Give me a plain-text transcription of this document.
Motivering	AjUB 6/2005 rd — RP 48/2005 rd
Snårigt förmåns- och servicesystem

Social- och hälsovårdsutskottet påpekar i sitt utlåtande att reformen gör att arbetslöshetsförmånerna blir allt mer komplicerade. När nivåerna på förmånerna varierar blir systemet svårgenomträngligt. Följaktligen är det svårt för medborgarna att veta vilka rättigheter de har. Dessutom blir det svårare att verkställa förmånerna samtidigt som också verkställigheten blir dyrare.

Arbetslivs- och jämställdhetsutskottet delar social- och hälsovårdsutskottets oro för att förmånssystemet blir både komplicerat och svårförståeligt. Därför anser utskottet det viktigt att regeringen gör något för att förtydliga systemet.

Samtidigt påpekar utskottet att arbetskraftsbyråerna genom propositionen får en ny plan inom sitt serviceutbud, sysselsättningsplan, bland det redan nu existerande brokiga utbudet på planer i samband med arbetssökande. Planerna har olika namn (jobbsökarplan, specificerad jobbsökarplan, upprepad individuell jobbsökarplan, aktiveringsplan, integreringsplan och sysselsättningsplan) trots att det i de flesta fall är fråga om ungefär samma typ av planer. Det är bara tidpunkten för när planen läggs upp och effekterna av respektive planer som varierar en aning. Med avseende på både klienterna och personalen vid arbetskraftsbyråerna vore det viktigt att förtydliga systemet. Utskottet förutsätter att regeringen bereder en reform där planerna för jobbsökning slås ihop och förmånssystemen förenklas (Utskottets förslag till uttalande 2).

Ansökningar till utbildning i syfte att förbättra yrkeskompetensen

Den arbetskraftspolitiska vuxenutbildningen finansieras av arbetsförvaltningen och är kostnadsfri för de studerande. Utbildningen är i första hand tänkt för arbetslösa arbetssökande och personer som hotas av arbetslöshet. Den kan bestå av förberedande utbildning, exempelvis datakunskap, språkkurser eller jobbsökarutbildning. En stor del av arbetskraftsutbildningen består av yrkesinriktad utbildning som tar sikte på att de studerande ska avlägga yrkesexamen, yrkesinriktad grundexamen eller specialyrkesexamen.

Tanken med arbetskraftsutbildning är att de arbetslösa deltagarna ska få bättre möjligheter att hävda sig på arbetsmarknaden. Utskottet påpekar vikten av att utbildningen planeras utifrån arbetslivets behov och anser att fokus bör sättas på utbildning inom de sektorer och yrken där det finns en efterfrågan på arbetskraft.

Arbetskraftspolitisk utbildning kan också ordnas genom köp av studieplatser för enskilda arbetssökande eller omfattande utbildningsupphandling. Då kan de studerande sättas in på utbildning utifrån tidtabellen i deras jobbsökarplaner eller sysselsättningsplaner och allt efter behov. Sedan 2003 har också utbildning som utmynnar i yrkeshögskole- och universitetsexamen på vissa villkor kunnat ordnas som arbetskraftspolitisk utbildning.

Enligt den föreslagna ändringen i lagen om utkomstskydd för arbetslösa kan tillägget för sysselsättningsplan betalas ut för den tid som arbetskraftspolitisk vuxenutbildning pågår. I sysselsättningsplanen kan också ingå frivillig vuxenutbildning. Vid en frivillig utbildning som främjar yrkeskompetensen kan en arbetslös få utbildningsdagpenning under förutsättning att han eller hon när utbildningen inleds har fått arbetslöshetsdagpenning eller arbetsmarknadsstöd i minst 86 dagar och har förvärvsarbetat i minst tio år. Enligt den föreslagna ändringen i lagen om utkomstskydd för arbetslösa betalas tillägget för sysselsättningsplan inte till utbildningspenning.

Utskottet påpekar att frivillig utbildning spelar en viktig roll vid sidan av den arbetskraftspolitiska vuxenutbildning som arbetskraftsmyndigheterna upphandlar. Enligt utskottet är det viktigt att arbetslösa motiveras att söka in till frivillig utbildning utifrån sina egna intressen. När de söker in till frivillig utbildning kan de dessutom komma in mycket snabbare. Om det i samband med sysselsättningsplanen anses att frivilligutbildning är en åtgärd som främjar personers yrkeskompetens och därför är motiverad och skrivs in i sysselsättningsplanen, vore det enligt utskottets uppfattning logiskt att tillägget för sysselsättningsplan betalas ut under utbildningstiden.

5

++++++++

The word "samband" may appear in several lines of the data; copy every line where it does.

Samtidigt påpekar utskottet att arbetskraftsbyråerna genom propositionen får en ny plan inom sitt serviceutbud, sysselsättningsplan, bland det redan nu existerande brokiga utbudet på planer i samband med arbetssökande. Planerna har olika namn (jobbsökarplan, specificerad jobbsökarplan, upprepad individuell jobbsökarplan, aktiveringsplan, integreringsplan och sysselsättningsplan) trots att det i de flesta fall är fråga om ungefär samma typ av planer. Det är bara tidpunkten för när planen läggs upp och effekterna av respektive planer som varierar en aning. Med avseende på både klienterna och personalen vid arbetskraftsbyråerna vore det viktigt att förtydliga systemet. Utskottet förutsätter att regeringen bereder en reform där planerna för jobbsökning slås ihop och förmånssystemen förenklas (Utskottets förslag till uttalande 2).
Utskottet påpekar att frivillig utbildning spelar en viktig roll vid sidan av den arbetskraftspolitiska vuxenutbildning som arbetskraftsmyndigheterna upphandlar. Enligt utskottet är det viktigt att arbetslösa motiveras att söka in till frivillig utbildning utifrån sina egna intressen. När de söker in till frivillig utbildning kan de dessutom komma in mycket snabbare. Om det i samband med sysselsättningsplanen anses att frivilligutbildning är en åtgärd som främjar personers yrkeskompetens och därför är motiverad och skrivs in i sysselsättningsplanen, vore det enligt utskottets uppfattning logiskt att tillägget för sysselsättningsplan betalas ut under utbildningstiden.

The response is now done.